>> Start Materials provided

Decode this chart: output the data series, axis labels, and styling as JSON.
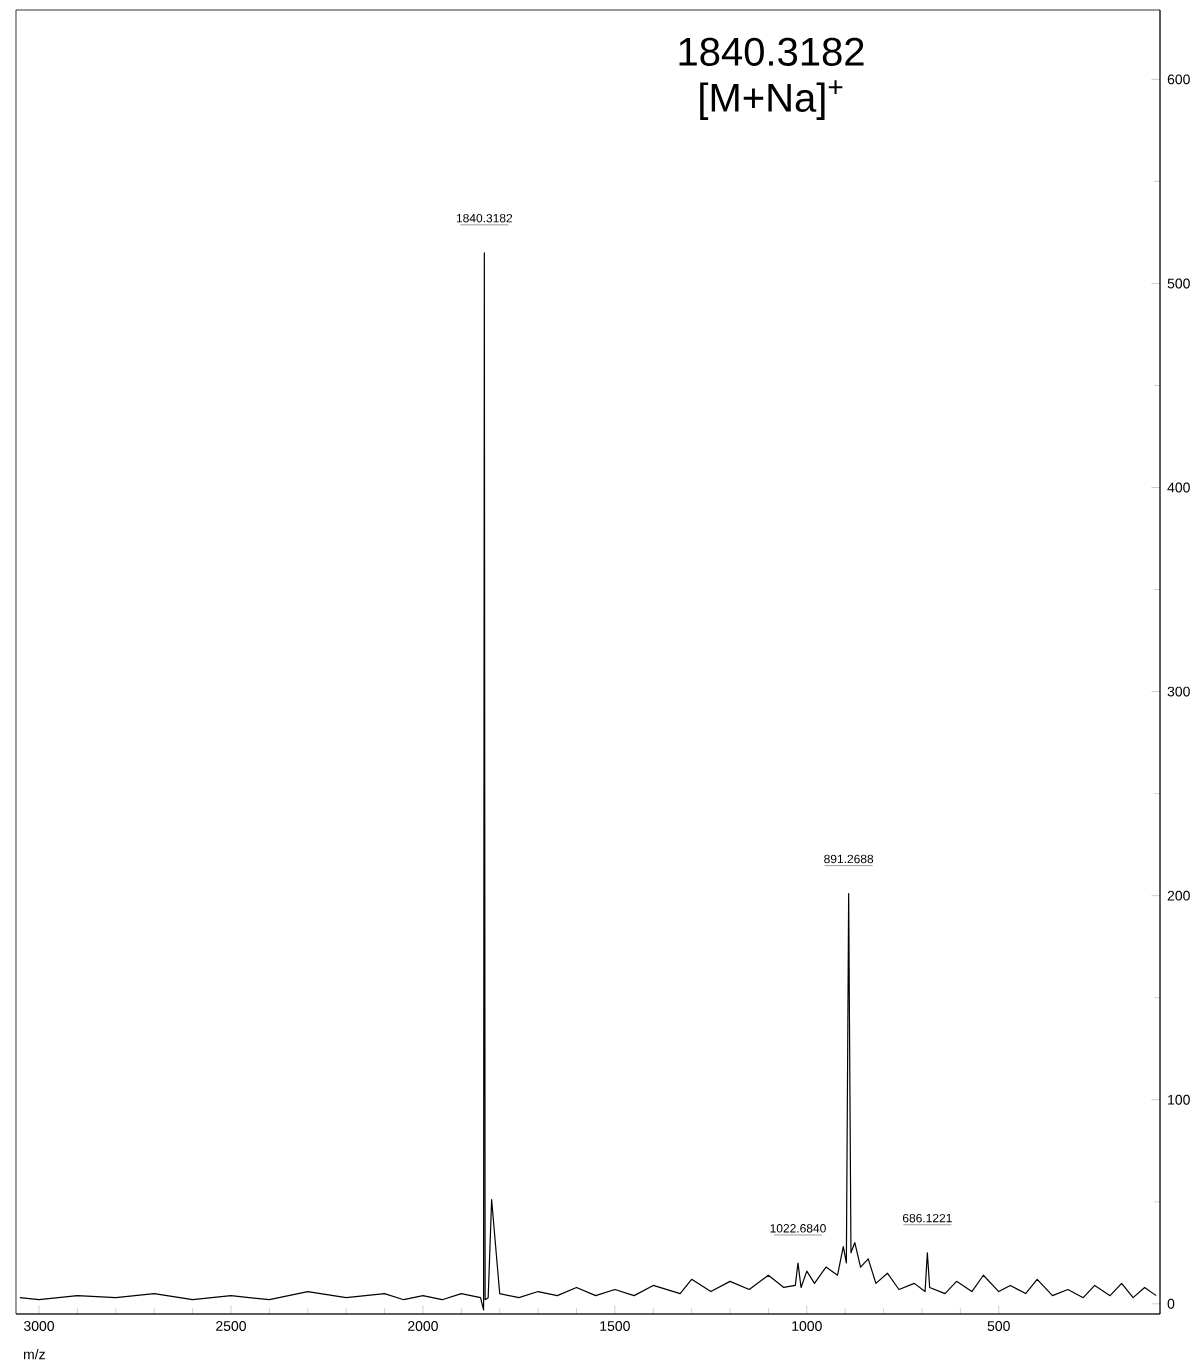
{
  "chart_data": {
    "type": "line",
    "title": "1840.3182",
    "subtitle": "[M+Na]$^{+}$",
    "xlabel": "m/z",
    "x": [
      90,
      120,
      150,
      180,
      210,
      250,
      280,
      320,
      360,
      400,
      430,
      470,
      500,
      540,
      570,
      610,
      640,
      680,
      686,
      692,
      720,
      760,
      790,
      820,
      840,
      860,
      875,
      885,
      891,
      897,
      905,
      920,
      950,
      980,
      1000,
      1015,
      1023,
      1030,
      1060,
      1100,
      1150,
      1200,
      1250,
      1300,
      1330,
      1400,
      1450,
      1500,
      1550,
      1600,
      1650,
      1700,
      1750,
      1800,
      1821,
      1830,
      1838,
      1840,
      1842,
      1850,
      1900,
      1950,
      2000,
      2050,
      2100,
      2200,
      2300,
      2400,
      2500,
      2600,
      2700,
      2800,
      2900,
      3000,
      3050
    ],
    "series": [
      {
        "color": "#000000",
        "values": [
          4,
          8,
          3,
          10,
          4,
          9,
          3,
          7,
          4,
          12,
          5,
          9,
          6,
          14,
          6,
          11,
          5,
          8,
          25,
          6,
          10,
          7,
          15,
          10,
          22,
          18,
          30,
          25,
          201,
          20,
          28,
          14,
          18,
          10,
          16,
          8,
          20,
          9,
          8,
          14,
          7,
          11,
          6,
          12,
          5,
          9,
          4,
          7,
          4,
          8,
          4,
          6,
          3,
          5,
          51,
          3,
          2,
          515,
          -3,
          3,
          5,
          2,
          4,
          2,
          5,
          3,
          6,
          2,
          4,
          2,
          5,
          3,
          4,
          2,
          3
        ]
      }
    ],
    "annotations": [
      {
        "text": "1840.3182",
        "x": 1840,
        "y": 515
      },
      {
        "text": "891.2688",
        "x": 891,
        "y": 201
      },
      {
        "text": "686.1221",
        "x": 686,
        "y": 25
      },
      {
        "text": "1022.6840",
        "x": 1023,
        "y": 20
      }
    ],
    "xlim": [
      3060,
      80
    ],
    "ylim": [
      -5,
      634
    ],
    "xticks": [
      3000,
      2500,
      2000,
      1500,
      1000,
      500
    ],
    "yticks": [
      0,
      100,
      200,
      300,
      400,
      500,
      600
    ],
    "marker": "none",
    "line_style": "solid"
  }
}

>> End Materials provided
>> Start Materials provided

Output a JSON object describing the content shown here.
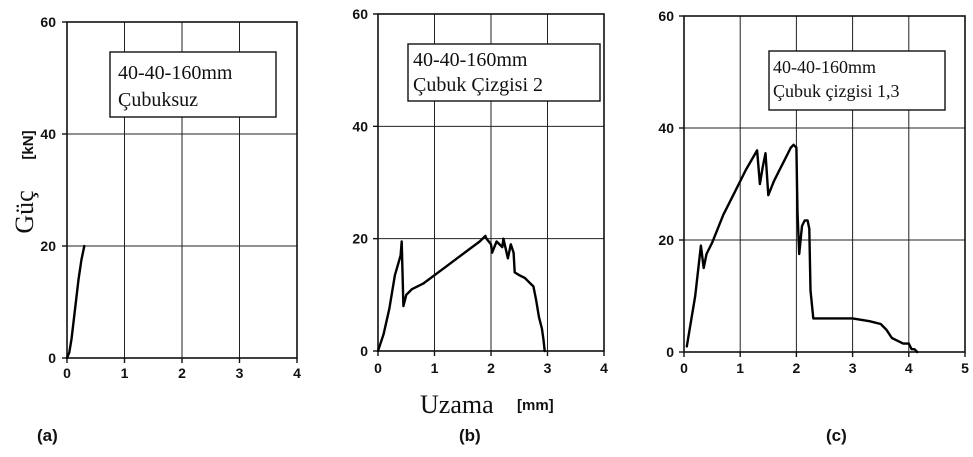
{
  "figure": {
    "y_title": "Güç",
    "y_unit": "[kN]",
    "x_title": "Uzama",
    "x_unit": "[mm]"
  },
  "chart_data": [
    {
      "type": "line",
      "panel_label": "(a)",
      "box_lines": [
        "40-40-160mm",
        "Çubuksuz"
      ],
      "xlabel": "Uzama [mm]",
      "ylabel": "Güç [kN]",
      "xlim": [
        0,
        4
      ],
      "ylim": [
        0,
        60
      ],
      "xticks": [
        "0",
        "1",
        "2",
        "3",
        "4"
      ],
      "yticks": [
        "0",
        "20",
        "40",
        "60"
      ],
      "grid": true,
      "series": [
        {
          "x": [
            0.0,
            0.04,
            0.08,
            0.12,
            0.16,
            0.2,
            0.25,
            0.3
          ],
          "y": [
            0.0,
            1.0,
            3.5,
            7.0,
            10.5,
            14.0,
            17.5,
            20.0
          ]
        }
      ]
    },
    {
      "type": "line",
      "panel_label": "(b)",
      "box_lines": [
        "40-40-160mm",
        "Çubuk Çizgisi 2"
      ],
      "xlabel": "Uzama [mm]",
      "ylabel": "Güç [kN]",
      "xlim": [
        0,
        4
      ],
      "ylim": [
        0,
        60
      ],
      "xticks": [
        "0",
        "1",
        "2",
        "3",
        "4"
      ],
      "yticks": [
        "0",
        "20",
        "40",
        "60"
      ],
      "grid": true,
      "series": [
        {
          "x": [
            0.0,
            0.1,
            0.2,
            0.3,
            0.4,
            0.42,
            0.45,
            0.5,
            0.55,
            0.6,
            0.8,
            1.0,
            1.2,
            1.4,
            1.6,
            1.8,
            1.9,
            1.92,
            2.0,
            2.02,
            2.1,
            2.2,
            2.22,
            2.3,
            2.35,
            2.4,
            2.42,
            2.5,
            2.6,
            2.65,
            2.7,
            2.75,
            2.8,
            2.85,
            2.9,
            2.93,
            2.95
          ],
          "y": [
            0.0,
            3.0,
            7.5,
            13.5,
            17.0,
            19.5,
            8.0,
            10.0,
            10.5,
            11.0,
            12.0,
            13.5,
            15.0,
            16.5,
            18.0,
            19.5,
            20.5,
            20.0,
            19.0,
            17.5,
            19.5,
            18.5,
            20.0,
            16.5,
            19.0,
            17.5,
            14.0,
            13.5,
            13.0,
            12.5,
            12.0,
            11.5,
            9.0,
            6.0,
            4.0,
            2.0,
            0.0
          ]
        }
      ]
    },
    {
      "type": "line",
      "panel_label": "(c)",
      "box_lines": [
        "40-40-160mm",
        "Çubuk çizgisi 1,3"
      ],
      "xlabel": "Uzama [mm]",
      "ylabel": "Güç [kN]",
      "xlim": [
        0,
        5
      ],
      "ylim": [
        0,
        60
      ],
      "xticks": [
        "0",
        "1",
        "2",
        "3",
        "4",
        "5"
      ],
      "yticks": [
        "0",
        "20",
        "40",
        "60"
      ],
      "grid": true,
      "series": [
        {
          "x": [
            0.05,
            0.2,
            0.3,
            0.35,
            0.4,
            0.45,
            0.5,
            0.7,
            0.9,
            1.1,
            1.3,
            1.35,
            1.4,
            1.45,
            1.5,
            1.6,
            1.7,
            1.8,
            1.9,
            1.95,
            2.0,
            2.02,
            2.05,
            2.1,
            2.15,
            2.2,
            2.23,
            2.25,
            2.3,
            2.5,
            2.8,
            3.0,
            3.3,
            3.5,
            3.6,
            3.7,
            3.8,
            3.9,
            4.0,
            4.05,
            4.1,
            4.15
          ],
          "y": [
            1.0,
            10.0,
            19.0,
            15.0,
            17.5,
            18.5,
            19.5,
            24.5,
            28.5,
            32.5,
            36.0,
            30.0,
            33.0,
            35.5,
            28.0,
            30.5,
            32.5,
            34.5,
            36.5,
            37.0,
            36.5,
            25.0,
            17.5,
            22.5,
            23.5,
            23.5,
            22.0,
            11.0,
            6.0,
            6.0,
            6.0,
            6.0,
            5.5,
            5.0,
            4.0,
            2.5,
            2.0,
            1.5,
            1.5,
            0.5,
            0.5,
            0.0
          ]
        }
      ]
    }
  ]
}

>> End Materials provided

From the data, collect all lines where the string "text" appears.

        "text": "1840.3182",
        "text": "891.2688",
        "text": "686.1221",
        "text": "1022.6840",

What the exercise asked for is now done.